#### [Your task]
Below are records; print only the lines from the line containing "Enumerate this screenshot's" to the end, both included, reproduced exactly and without the pictures.

#### [Stored rows]
※
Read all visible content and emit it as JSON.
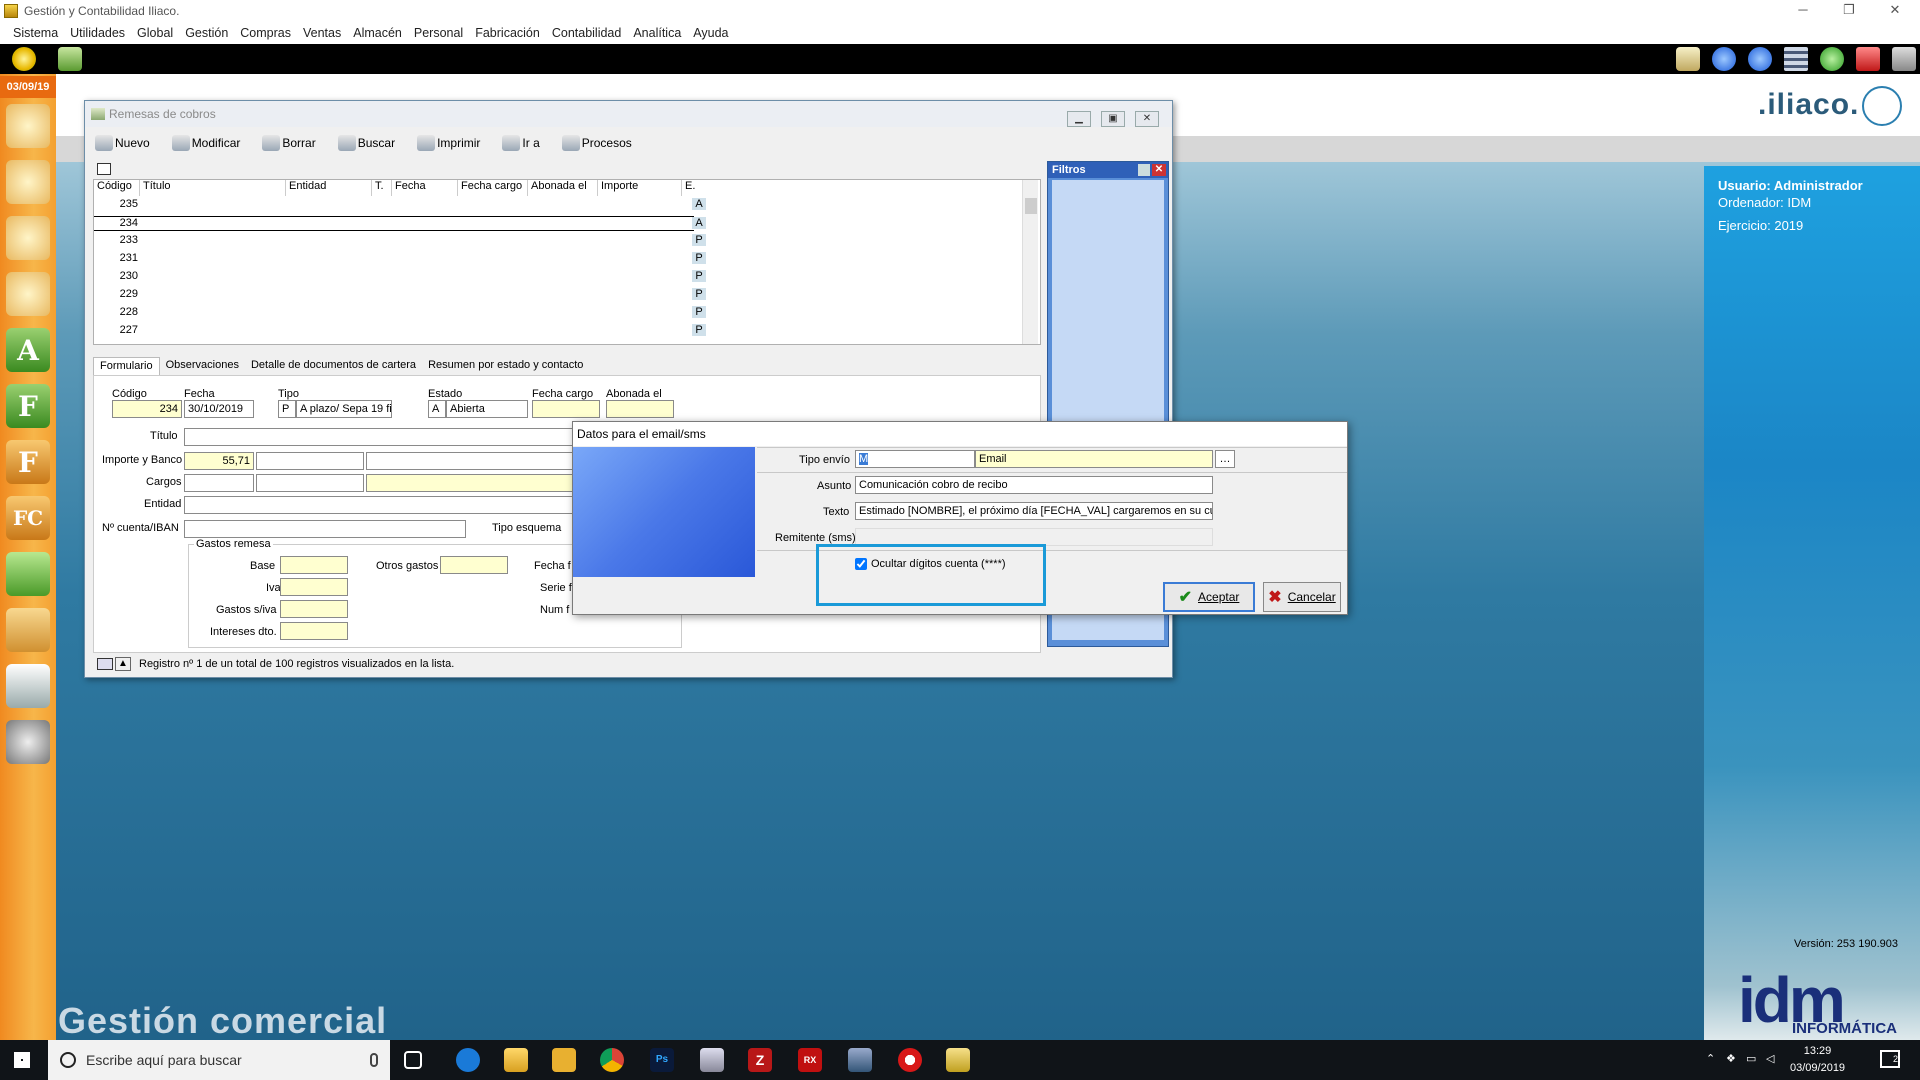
{
  "window": {
    "title": "Gestión y Contabilidad Iliaco."
  },
  "menu": [
    "Sistema",
    "Utilidades",
    "Global",
    "Gestión",
    "Compras",
    "Ventas",
    "Almacén",
    "Personal",
    "Fabricación",
    "Contabilidad",
    "Analítica",
    "Ayuda"
  ],
  "sidebar": {
    "date": "03/09/19",
    "letters": [
      "A",
      "F",
      "F",
      "FC"
    ]
  },
  "brand": {
    "logo": ".iliaco.",
    "footer": "Gestión comercial",
    "version": "Versión: 253 190.903",
    "idm": "idm",
    "idm_sub": "INFORMÁTICA"
  },
  "user_info": {
    "usuario": "Usuario: Administrador",
    "ordenador": "Ordenador: IDM",
    "ejercicio": "Ejercicio: 2019"
  },
  "remesas": {
    "title": "Remesas de cobros",
    "toolbar": {
      "nuevo": "Nuevo",
      "modificar": "Modificar",
      "borrar": "Borrar",
      "buscar": "Buscar",
      "imprimir": "Imprimir",
      "ir_a": "Ir a",
      "procesos": "Procesos"
    },
    "columns": [
      "Código",
      "Título",
      "Entidad",
      "T.",
      "Fecha",
      "Fecha cargo",
      "Abonada el",
      "Importe",
      "E."
    ],
    "rows": [
      {
        "code": "235",
        "e": "A"
      },
      {
        "code": "234",
        "e": "A"
      },
      {
        "code": "233",
        "e": "P"
      },
      {
        "code": "231",
        "e": "P"
      },
      {
        "code": "230",
        "e": "P"
      },
      {
        "code": "229",
        "e": "P"
      },
      {
        "code": "228",
        "e": "P"
      },
      {
        "code": "227",
        "e": "P"
      }
    ],
    "tabs": [
      "Formulario",
      "Observaciones",
      "Detalle de documentos de cartera",
      "Resumen por estado y contacto"
    ],
    "form": {
      "codigo_label": "Código",
      "codigo": "234",
      "fecha_label": "Fecha",
      "fecha": "30/10/2019",
      "tipo_label": "Tipo",
      "tipo_code": "P",
      "tipo": "A plazo/ Sepa 19 fi",
      "estado_label": "Estado",
      "estado_code": "A",
      "estado": "Abierta",
      "fecha_cargo_label": "Fecha cargo",
      "abonada_label": "Abonada el",
      "titulo_label": "Título",
      "importe_label": "Importe y Banco",
      "importe": "55,71",
      "cargos_label": "Cargos",
      "entidad_label": "Entidad",
      "iban_label": "Nº cuenta/IBAN",
      "tipo_esquema_label": "Tipo esquema",
      "gastos_label": "Gastos remesa",
      "base_label": "Base",
      "iva_label": "Iva",
      "gastos_siva_label": "Gastos s/iva",
      "intereses_label": "Intereses dto.",
      "otros_gastos_label": "Otros gastos",
      "fecha_f_label": "Fecha f",
      "serie_label": "Serie f",
      "num_label": "Num f"
    },
    "status": "Registro nº 1 de un total de 100 registros visualizados en la lista."
  },
  "filtros": {
    "title": "Filtros"
  },
  "dialog": {
    "title": "Datos para el email/sms",
    "tipo_envio_label": "Tipo envío",
    "tipo_envio_code": "M",
    "tipo_envio": "Email",
    "asunto_label": "Asunto",
    "asunto": "Comunicación cobro de recibo",
    "texto_label": "Texto",
    "texto": "Estimado [NOMBRE], el próximo día [FECHA_VAL] cargaremos en su cuen",
    "remitente_label": "Remitente (sms)",
    "ocultar": "Ocultar dígitos cuenta (****)",
    "ocultar_checked": true,
    "aceptar": "Aceptar",
    "cancelar": "Cancelar"
  },
  "taskbar": {
    "search": "Escribe aquí para buscar",
    "time": "13:29",
    "date": "03/09/2019",
    "notif": "2"
  }
}
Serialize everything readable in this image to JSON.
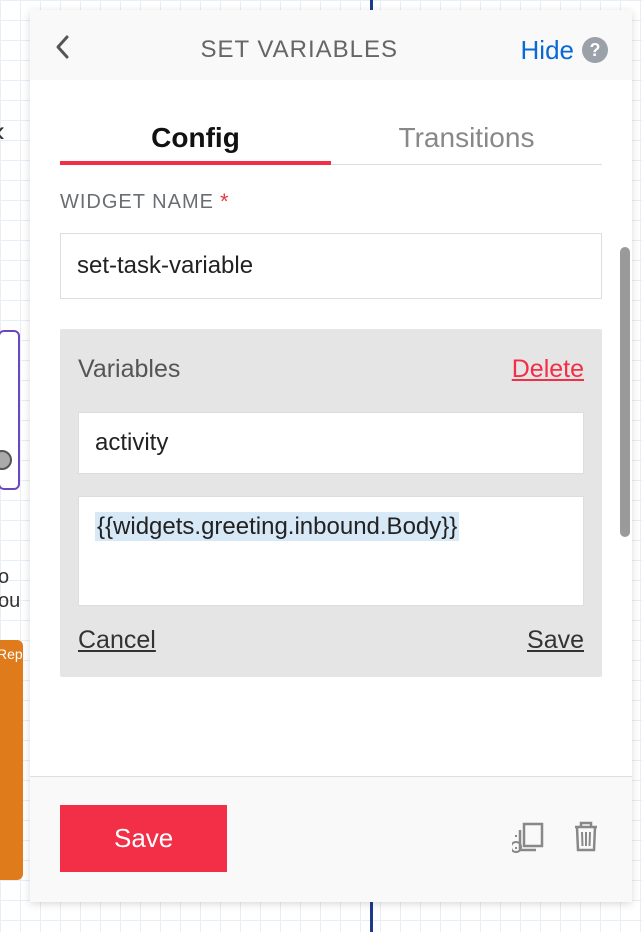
{
  "header": {
    "title": "SET VARIABLES",
    "hide_label": "Hide"
  },
  "tabs": {
    "config": "Config",
    "transitions": "Transitions"
  },
  "form": {
    "widget_name_label": "WIDGET NAME",
    "widget_name_value": "set-task-variable"
  },
  "variables": {
    "section_title": "Variables",
    "delete_label": "Delete",
    "key_value": "activity",
    "body_value": "{{widgets.greeting.inbound.Body}}",
    "cancel_label": "Cancel",
    "save_label": "Save"
  },
  "footer": {
    "save_button": "Save"
  },
  "bg": {
    "orange_text": "Rep"
  }
}
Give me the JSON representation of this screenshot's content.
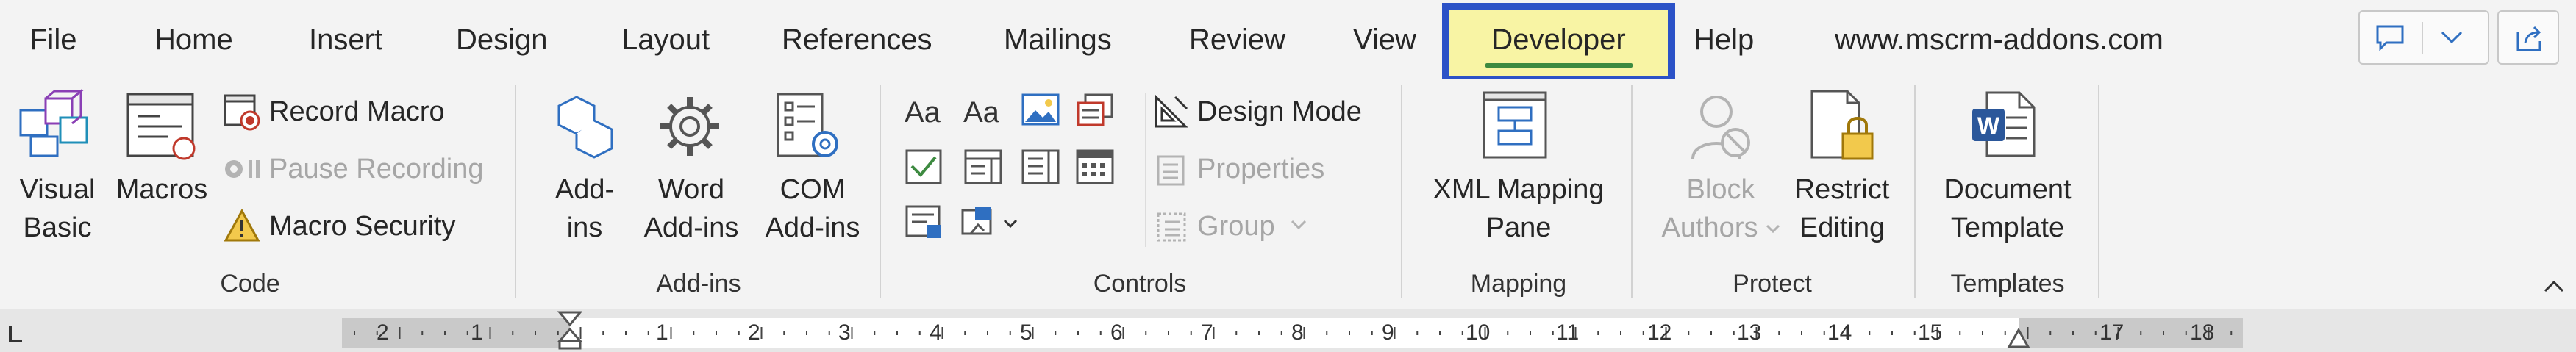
{
  "tabs": [
    {
      "label": "File"
    },
    {
      "label": "Home"
    },
    {
      "label": "Insert"
    },
    {
      "label": "Design"
    },
    {
      "label": "Layout"
    },
    {
      "label": "References"
    },
    {
      "label": "Mailings"
    },
    {
      "label": "Review"
    },
    {
      "label": "View"
    },
    {
      "label": "Developer",
      "active": true
    },
    {
      "label": "Help"
    },
    {
      "label": "www.mscrm-addons.com"
    }
  ],
  "top_right": {
    "comments_icon": "comment-icon",
    "dropdown_icon": "chevron-down-icon",
    "share_icon": "share-icon"
  },
  "groups": {
    "code": {
      "label": "Code",
      "visual_basic": {
        "line1": "Visual",
        "line2": "Basic"
      },
      "macros": {
        "label": "Macros"
      },
      "record_macro": "Record Macro",
      "pause_recording": "Pause Recording",
      "macro_security": "Macro Security"
    },
    "addins": {
      "label": "Add-ins",
      "addins_btn": {
        "line1": "Add-",
        "line2": "ins"
      },
      "word_addins": {
        "line1": "Word",
        "line2": "Add-ins"
      },
      "com_addins": {
        "line1": "COM",
        "line2": "Add-ins"
      }
    },
    "controls": {
      "label": "Controls",
      "design_mode": "Design Mode",
      "properties": "Properties",
      "group": "Group"
    },
    "mapping": {
      "label": "Mapping",
      "xml_mapping": {
        "line1": "XML Mapping",
        "line2": "Pane"
      }
    },
    "protect": {
      "label": "Protect",
      "block_authors": {
        "line1": "Block",
        "line2": "Authors"
      },
      "restrict_editing": {
        "line1": "Restrict",
        "line2": "Editing"
      }
    },
    "templates": {
      "label": "Templates",
      "document_template": {
        "line1": "Document",
        "line2": "Template"
      }
    }
  },
  "ruler": {
    "numbers": [
      "2",
      "1",
      "1",
      "2",
      "3",
      "4",
      "5",
      "6",
      "7",
      "8",
      "9",
      "10",
      "11",
      "12",
      "13",
      "14",
      "15",
      "17",
      "18"
    ]
  },
  "colors": {
    "accent_highlight": "#f8f4a4",
    "highlight_border": "#2b52c7",
    "active_underline": "#3d8a40",
    "icon_blue": "#2f6fc1"
  }
}
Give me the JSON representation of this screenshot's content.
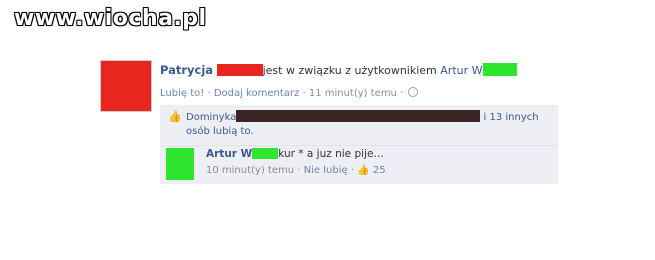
{
  "watermark": "www.wiocha.pl",
  "story": {
    "author": "Patrycja",
    "text": "jest w związku z użytkownikiem",
    "partner": "Artur W",
    "actions": {
      "like": "Lubię to!",
      "separator": "·",
      "comment": "Dodaj komentarz",
      "time": "11 minut(y) temu"
    }
  },
  "likes": {
    "first_name": "Dominyka",
    "suffix": "i 13 innych osób lubią to."
  },
  "comment": {
    "author": "Artur W",
    "author_suffix": "kur",
    "text": "* a juz nie pije…",
    "time": "10 minut(y) temu",
    "unlike": "Nie lubię",
    "like_count": "25"
  },
  "colors": {
    "link_blue": "#3b5998",
    "meta_gray": "#8c8c8c",
    "redact_red": "#e8261f",
    "redact_green": "#2de62d",
    "panel_bg": "#edeff4"
  }
}
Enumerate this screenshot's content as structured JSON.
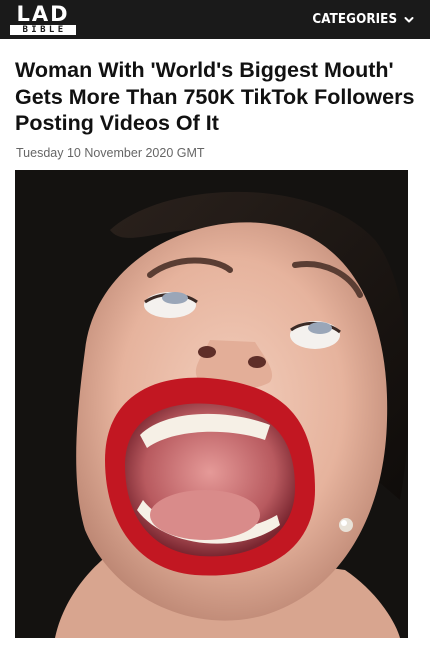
{
  "header": {
    "logo_top": "LAD",
    "logo_bottom": "BIBLE",
    "categories_label": "CATEGORIES",
    "chevron_icon": "chevron-down-icon",
    "background_color": "#1a1a1a"
  },
  "article": {
    "headline": "Woman With 'World's Biggest Mouth' Gets More Than 750K TikTok Followers Posting Videos Of It",
    "date": "Tuesday 10 November 2020 GMT"
  }
}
※
#### [Task response]
Enumerate this screenshot's content as structured JSON.
{
  "header": {
    "logo_top": "LAD",
    "logo_bottom": "BIBLE",
    "categories_label": "CATEGORIES",
    "chevron_icon": "chevron-down-icon",
    "background_color": "#1a1a1a"
  },
  "article": {
    "headline": "Woman With 'World's Biggest Mouth' Gets More Than 750K TikTok Followers Posting Videos Of It",
    "date": "Tuesday 10 November 2020 GMT"
  }
}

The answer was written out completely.